REQUIRED WORK:
From the line containing "Transcribe the text in this document." to the end of the listing, write out every line exactly; leave out everything else.

[Data records]
************

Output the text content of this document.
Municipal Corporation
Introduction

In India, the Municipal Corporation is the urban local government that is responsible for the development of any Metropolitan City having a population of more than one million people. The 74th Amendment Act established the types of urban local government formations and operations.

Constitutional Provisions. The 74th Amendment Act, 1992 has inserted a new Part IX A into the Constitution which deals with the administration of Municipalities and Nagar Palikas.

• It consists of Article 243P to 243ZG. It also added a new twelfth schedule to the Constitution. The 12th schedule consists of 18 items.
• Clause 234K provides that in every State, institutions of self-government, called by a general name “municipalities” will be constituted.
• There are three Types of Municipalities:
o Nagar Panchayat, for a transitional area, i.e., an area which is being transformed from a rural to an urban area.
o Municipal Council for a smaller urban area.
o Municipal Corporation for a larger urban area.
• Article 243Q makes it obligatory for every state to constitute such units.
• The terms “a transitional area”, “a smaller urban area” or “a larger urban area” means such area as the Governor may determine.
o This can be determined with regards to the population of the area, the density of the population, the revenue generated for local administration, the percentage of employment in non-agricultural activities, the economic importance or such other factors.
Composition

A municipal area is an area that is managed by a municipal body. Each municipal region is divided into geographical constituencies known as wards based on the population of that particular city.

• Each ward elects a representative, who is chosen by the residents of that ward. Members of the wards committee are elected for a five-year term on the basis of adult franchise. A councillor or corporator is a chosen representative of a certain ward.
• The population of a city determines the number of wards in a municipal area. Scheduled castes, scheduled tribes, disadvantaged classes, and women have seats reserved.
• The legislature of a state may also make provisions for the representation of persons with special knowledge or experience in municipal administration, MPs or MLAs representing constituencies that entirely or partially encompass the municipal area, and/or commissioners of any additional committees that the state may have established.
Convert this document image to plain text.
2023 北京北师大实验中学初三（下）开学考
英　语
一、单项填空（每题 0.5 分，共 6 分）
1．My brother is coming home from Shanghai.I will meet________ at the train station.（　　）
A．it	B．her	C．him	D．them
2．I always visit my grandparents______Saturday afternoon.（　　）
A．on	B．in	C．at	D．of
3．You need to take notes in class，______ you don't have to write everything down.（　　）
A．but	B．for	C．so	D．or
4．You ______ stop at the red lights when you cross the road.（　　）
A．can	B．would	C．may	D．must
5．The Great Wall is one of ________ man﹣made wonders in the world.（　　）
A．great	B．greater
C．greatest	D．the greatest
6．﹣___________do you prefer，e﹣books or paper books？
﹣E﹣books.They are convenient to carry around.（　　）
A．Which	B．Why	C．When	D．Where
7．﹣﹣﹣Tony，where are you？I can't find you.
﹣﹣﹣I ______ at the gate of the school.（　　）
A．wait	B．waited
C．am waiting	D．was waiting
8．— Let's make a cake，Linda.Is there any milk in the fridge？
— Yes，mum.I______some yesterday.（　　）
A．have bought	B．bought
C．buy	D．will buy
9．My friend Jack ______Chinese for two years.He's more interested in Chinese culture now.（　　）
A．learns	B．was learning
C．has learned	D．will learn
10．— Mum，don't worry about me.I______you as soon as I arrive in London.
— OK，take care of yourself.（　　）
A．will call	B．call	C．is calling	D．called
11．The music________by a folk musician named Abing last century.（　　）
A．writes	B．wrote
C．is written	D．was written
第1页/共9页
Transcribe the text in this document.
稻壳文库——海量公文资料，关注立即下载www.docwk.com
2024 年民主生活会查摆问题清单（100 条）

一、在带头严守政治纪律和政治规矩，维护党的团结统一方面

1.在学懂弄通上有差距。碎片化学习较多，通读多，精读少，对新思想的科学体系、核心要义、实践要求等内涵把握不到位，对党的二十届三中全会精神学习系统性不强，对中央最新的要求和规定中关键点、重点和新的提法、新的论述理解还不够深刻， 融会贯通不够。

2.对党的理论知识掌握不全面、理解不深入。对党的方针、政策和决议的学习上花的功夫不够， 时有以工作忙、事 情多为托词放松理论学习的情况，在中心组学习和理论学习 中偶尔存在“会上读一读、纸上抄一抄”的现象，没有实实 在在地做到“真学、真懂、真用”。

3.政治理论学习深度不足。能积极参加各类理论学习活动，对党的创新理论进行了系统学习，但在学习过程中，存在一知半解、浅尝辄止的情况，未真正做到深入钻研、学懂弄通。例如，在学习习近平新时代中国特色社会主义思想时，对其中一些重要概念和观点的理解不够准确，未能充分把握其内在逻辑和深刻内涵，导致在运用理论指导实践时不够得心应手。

************

SOLUTION BELOW:
Transcribe the text in this document.
稻壳文库——海量公文资料，关注立即下载www.docwk.com
2024 年民主生活会查摆问题清单（100 条）

一、在带头严守政治纪律和政治规矩，维护党的团结统一方面

1.在学懂弄通上有差距。碎片化学习较多，通读多，精读少，对新思想的科学体系、核心要义、实践要求等内涵把握不到位，对党的二十届三中全会精神学习系统性不强，对中央最新的要求和规定中关键点、重点和新的提法、新的论述理解还不够深刻， 融会贯通不够。

2.对党的理论知识掌握不全面、理解不深入。对党的方针、政策和决议的学习上花的功夫不够， 时有以工作忙、事 情多为托词放松理论学习的情况，在中心组学习和理论学习 中偶尔存在“会上读一读、纸上抄一抄”的现象，没有实实 在在地做到“真学、真懂、真用”。

3.政治理论学习深度不足。能积极参加各类理论学习活动，对党的创新理论进行了系统学习，但在学习过程中，存在一知半解、浅尝辄止的情况，未真正做到深入钻研、学懂弄通。例如，在学习习近平新时代中国特色社会主义思想时，对其中一些重要概念和观点的理解不够准确，未能充分把握其内在逻辑和深刻内涵，导致在运用理论指导实践时不够得心应手。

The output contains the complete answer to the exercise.